#### WRITTEN INSTRUCTION
Filter out everything except lines holding "princípio".
▼
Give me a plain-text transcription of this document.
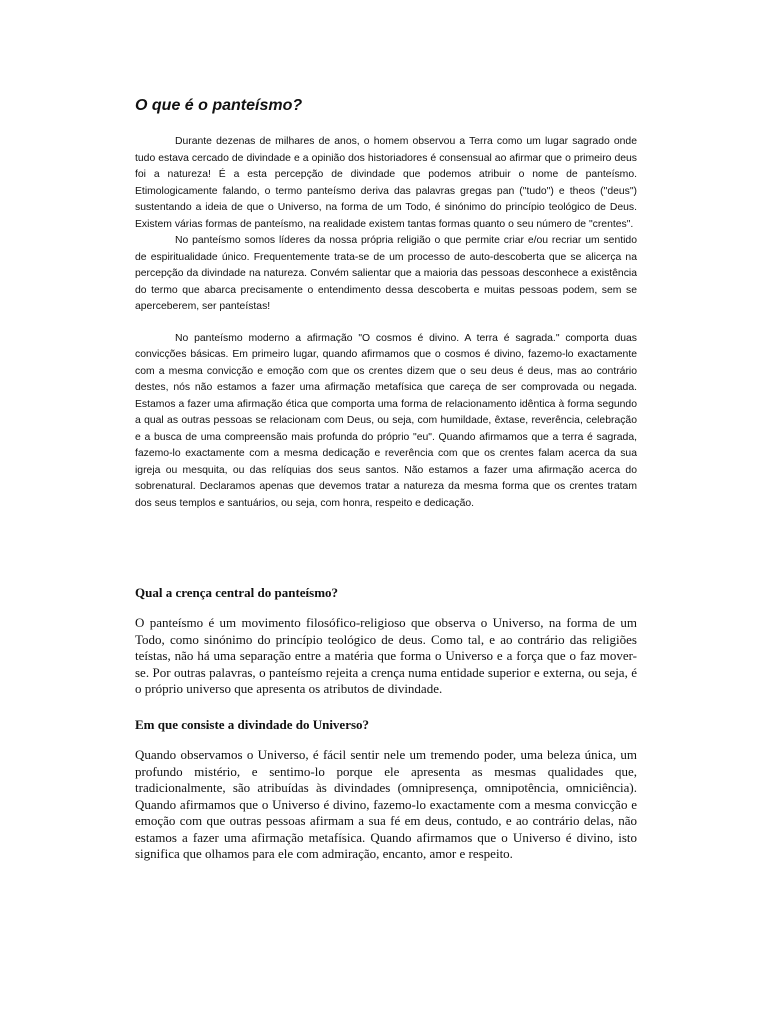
O que é o panteísmo?

Durante dezenas de milhares de anos, o homem observou a Terra como um lugar sagrado onde tudo estava cercado de divindade e a opinião dos historiadores é consensual ao afirmar que o primeiro deus foi a natureza! É a esta percepção de divindade que podemos atribuir o nome de panteísmo. Etimologicamente falando, o termo panteísmo deriva das palavras gregas pan ("tudo") e theos ("deus") sustentando a ideia de que o Universo, na forma de um Todo, é sinónimo do princípio teológico de Deus. Existem várias formas de panteísmo, na realidade existem tantas formas quanto o seu número de "crentes".

No panteísmo somos líderes da nossa própria religião o que permite criar e/ou recriar um sentido de espiritualidade único. Frequentemente trata-se de um processo de auto-descoberta que se alicerça na percepção da divindade na natureza. Convém salientar que a maioria das pessoas desconhece a existência do termo que abarca precisamente o entendimento dessa descoberta e muitas pessoas podem, sem se aperceberem, ser panteístas!

No panteísmo moderno a afirmação "O cosmos é divino. A terra é sagrada." comporta duas convicções básicas. Em primeiro lugar, quando afirmamos que o cosmos é divino, fazemo-lo exactamente com a mesma convicção e emoção com que os crentes dizem que o seu deus é deus, mas ao contrário destes, nós não estamos a fazer uma afirmação metafísica que careça de ser comprovada ou negada. Estamos a fazer uma afirmação ética que comporta uma forma de relacionamento idêntica à forma segundo a qual as outras pessoas se relacionam com Deus, ou seja, com humildade, êxtase, reverência, celebração e a busca de uma compreensão mais profunda do próprio "eu". Quando afirmamos que a terra é sagrada, fazemo-lo exactamente com a mesma dedicação e reverência com que os crentes falam acerca da sua igreja ou mesquita, ou das relíquias dos seus santos. Não estamos a fazer uma afirmação acerca do sobrenatural. Declaramos apenas que devemos tratar a natureza da mesma forma que os crentes tratam dos seus templos e santuários, ou seja, com honra, respeito e dedicação.

Qual a crença central do panteísmo?

O panteísmo é um movimento filosófico-religioso que observa o Universo, na forma de um Todo, como sinónimo do princípio teológico de deus. Como tal, e ao contrário das religiões teístas, não há uma separação entre a matéria que forma o Universo e a força que o faz mover-se. Por outras palavras, o panteísmo rejeita a crença numa entidade superior e externa, ou seja, é o próprio universo que apresenta os atributos de divindade.

Em que consiste a divindade do Universo?

Quando observamos o Universo, é fácil sentir nele um tremendo poder, uma beleza única, um profundo mistério, e sentimo-lo porque ele apresenta as mesmas qualidades que, tradicionalmente, são atribuídas às divindades (omnipresença, omnipotência, omniciência). Quando afirmamos que o Universo é divino, fazemo-lo exactamente com a mesma convicção e emoção com que outras pessoas afirmam a sua fé em deus, contudo, e ao contrário delas, não estamos a fazer uma afirmação metafísica. Quando afirmamos que o Universo é divino, isto significa que olhamos para ele com admiração, encanto, amor e respeito.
▲
#### REPLY TO THE EXERCISE
Durante dezenas de milhares de anos, o homem observou a Terra como um lugar sagrado onde tudo estava cercado de divindade e a opinião dos historiadores é consensual ao afirmar que o primeiro deus foi a natureza! É a esta percepção de divindade que podemos atribuir o nome de panteísmo. Etimologicamente falando, o termo panteísmo deriva das palavras gregas pan ("tudo") e theos ("deus") sustentando a ideia de que o Universo, na forma de um Todo, é sinónimo do princípio teológico de Deus. Existem várias formas de panteísmo, na realidade existem tantas formas quanto o seu número de "crentes".
O panteísmo é um movimento filosófico-religioso que observa o Universo, na forma de um Todo, como sinónimo do princípio teológico de deus. Como tal, e ao contrário das religiões teístas, não há uma separação entre a matéria que forma o Universo e a força que o faz mover-se. Por outras palavras, o panteísmo rejeita a crença numa entidade superior e externa, ou seja, é o próprio universo que apresenta os atributos de divindade.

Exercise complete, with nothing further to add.